Work to do: Pick every line from the data that holds the word "Провести".

Material supplied:

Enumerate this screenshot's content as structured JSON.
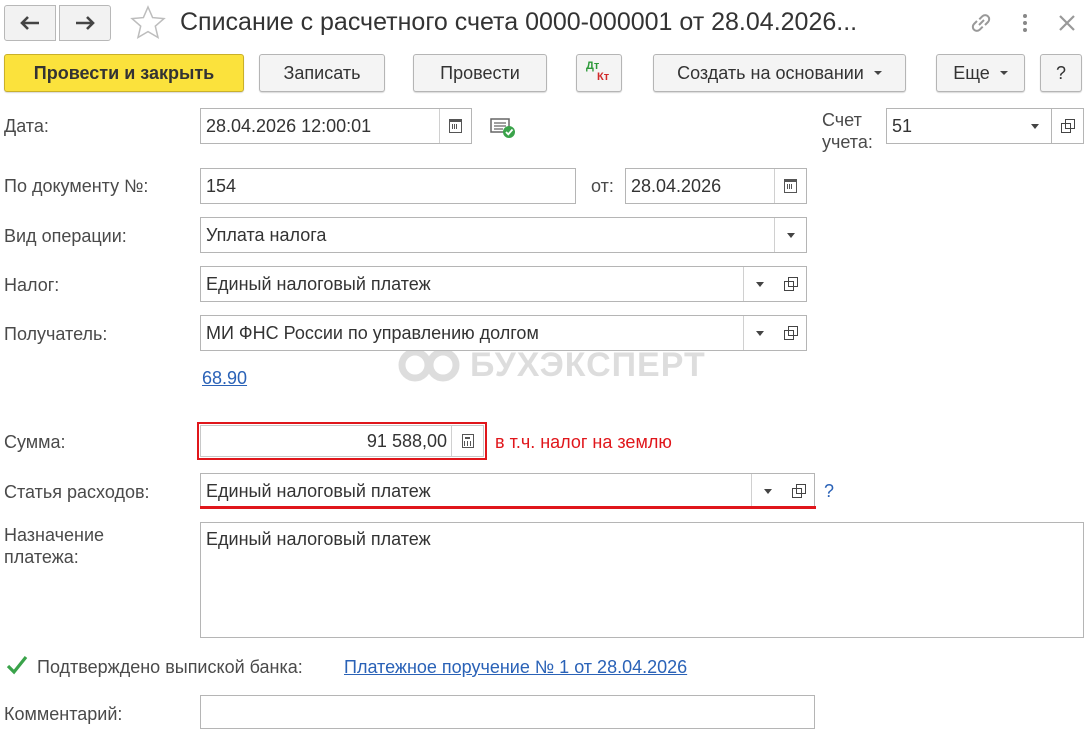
{
  "header": {
    "title": "Списание с расчетного счета 0000-000001 от 28.04.2026...",
    "icons": [
      "arrow-left-icon",
      "arrow-right-icon",
      "star-icon",
      "link-icon",
      "more-vertical-icon",
      "close-icon"
    ]
  },
  "toolbar": {
    "post_close_label": "Провести и закрыть",
    "save_label": "Записать",
    "post_label": "Провести",
    "dtkt_dt": "Дт",
    "dtkt_kt": "Кт",
    "create_based_label": "Создать на основании",
    "more_label": "Еще",
    "help_label": "?"
  },
  "form": {
    "date_label": "Дата:",
    "date_value": "28.04.2026 12:00:01",
    "account_label_1": "Счет",
    "account_label_2": "учета:",
    "account_value": "51",
    "doc_number_label": "По документу №:",
    "doc_number_value": "154",
    "doc_date_label": "от:",
    "doc_date_value": "28.04.2026",
    "operation_label": "Вид операции:",
    "operation_value": "Уплата налога",
    "tax_label": "Налог:",
    "tax_value": "Единый налоговый платеж",
    "recipient_label": "Получатель:",
    "recipient_value": "МИ ФНС России по управлению долгом",
    "account_link": "68.90",
    "sum_label": "Сумма:",
    "sum_value": "91 588,00",
    "sum_note": "в т.ч. налог на землю",
    "expense_label": "Статья расходов:",
    "expense_value": "Единый налоговый платеж",
    "expense_help": "?",
    "purpose_label_1": "Назначение",
    "purpose_label_2": "платежа:",
    "purpose_value": "Единый налоговый платеж",
    "confirmed_label": "Подтверждено выпиской банка:",
    "confirmed_checked": true,
    "payment_order_link": "Платежное поручение № 1 от 28.04.2026",
    "comment_label": "Комментарий:",
    "comment_value": ""
  },
  "watermark": "БУХЭКСПЕРТ",
  "colors": {
    "primary_button": "#fbe23c",
    "highlight": "#e0161b",
    "link": "#2a62b7",
    "check": "#3aa34a"
  }
}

Complete output:
    "post_close_label": "Провести и закрыть",
    "post_label": "Провести",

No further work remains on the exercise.